## begin Data excerpts

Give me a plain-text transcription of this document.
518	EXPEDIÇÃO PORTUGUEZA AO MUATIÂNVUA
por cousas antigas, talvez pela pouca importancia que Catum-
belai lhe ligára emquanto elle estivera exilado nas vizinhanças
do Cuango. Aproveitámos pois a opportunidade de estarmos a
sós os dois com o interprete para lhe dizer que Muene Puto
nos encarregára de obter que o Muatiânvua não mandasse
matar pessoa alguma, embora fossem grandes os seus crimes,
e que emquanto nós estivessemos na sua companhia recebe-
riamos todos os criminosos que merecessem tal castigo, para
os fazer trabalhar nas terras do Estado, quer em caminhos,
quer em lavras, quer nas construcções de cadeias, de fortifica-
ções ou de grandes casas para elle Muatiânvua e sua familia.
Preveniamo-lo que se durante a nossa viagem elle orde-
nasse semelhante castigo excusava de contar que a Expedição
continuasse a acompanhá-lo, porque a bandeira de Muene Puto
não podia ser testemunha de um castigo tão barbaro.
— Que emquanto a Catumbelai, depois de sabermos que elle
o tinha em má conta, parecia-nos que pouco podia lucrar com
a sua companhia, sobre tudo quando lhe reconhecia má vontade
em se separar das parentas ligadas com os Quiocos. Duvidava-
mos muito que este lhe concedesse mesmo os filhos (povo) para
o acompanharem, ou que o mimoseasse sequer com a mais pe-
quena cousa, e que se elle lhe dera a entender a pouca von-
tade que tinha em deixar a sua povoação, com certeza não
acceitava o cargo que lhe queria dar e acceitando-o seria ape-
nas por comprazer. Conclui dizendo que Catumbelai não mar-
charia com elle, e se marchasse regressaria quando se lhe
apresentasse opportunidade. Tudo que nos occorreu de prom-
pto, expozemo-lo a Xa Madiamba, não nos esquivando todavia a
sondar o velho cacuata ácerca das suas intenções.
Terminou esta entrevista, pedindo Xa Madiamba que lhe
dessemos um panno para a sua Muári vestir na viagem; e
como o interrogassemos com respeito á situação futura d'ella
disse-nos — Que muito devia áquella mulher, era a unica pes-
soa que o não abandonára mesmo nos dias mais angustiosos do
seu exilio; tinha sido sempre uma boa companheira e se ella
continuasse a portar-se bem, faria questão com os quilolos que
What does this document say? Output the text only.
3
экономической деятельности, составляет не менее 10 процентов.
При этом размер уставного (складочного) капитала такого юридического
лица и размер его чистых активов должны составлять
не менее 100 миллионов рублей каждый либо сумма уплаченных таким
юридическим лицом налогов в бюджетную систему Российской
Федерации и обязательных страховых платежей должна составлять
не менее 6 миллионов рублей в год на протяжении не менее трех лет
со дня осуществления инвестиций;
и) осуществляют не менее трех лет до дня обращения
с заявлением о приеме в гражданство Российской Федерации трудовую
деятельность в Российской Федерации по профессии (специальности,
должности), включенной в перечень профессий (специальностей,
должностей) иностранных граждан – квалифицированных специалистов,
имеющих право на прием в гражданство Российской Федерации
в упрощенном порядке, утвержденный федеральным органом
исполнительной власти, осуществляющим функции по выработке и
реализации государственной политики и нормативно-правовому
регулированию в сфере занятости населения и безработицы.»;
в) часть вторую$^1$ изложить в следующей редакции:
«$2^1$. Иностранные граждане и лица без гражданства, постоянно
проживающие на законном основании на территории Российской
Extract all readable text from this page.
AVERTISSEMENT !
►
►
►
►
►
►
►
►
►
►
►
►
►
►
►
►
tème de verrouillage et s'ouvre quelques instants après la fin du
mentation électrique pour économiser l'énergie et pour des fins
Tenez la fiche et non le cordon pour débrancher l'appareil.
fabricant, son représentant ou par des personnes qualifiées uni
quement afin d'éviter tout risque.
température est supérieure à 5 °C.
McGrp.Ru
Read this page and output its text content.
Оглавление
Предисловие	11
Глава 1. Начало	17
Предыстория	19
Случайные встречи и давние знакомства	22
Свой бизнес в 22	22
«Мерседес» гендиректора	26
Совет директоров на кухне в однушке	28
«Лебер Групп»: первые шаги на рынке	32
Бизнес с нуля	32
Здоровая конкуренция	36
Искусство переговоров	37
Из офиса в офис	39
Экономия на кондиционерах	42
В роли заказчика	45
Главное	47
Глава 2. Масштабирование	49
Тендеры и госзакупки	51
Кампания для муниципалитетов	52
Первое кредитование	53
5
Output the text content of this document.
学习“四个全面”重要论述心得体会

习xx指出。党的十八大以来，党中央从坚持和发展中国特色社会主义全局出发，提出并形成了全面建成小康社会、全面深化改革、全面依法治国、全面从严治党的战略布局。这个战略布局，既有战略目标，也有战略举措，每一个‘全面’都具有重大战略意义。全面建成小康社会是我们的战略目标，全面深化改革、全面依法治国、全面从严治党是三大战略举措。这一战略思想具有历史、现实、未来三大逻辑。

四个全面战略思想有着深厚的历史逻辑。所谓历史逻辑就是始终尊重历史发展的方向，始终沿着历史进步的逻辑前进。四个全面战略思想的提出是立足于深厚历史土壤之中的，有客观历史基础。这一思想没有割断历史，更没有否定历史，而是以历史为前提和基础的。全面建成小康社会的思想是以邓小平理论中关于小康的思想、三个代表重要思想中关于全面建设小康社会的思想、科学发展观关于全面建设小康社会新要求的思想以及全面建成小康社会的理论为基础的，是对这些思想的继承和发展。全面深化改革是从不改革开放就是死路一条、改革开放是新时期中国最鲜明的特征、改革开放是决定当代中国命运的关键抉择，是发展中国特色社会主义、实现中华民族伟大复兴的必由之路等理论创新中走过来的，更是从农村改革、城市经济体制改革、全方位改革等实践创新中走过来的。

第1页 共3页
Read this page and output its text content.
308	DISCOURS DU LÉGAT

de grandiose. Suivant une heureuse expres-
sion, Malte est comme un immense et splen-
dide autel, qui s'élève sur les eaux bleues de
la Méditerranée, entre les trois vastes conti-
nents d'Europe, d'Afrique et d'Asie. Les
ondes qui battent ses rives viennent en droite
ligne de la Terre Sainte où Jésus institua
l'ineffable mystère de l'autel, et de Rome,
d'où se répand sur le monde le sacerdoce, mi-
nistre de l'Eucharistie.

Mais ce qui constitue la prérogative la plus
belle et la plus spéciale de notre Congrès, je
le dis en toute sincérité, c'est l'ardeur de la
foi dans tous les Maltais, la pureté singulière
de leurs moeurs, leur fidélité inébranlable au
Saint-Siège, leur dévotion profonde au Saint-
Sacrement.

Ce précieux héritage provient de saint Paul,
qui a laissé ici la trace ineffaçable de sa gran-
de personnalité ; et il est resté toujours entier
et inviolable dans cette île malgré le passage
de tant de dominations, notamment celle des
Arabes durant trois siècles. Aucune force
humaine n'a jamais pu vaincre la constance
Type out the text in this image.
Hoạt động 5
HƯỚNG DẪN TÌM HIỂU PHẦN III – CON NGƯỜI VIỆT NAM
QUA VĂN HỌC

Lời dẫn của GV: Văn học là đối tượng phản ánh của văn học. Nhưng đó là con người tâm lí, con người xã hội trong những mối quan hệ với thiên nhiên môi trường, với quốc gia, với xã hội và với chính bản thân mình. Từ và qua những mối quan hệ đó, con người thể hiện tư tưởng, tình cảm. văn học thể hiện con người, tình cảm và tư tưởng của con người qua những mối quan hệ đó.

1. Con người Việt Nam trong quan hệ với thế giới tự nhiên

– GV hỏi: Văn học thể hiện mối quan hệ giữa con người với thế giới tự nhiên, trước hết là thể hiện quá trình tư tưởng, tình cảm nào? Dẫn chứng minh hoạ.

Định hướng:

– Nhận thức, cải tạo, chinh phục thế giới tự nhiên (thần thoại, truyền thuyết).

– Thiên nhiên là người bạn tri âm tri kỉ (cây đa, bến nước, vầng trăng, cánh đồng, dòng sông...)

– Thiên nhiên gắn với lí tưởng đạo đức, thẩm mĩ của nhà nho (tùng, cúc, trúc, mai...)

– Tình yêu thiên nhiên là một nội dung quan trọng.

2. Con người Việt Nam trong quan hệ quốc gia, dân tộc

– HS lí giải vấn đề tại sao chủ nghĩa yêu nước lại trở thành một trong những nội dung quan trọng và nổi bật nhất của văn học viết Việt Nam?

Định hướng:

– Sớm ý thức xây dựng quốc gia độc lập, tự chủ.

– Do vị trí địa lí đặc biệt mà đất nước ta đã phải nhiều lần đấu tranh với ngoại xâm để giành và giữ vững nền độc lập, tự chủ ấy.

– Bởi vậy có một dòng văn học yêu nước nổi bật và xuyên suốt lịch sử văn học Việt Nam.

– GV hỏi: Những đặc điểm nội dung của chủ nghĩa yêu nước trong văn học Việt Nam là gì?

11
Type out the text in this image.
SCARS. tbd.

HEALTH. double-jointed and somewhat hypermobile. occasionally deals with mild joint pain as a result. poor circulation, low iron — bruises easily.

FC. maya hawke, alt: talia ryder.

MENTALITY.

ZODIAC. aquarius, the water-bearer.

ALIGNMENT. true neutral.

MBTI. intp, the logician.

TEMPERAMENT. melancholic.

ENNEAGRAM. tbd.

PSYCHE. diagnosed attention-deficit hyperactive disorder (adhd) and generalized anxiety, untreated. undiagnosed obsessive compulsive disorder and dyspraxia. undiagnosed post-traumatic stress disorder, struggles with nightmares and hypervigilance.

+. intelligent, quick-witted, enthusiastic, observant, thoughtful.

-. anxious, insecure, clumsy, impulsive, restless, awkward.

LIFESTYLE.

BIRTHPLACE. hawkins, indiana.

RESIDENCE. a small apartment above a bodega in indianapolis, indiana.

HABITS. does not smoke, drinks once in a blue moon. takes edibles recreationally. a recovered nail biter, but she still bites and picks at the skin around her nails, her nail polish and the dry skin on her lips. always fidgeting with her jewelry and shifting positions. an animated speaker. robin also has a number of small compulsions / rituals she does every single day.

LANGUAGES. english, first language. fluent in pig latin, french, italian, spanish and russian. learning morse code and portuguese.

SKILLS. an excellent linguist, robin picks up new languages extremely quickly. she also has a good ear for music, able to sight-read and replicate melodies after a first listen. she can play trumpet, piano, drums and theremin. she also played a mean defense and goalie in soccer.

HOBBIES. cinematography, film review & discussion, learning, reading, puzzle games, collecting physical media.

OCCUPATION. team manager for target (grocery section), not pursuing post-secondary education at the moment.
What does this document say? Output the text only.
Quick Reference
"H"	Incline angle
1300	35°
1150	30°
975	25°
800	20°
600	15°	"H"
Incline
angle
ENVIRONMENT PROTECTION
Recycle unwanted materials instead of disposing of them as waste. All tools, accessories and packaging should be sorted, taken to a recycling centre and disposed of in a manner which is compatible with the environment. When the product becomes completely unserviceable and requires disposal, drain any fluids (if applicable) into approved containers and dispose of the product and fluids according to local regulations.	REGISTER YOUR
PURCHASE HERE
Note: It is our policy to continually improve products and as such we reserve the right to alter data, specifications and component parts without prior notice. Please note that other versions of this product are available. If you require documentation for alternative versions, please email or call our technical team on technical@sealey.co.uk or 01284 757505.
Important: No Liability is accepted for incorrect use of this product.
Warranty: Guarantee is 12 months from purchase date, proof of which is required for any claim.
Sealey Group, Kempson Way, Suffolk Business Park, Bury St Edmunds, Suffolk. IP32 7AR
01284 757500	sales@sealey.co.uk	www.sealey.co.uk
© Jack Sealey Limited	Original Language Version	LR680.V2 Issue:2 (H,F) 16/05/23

## end Data excerpts

● **Directive**
Show each line holding the word "learning".

● **Output below**
LANGUAGES. english, first language. fluent in pig latin, french, italian, spanish and russian. learning morse code and portuguese.
HOBBIES. cinematography, film review & discussion, learning, reading, puzzle games, collecting physical media.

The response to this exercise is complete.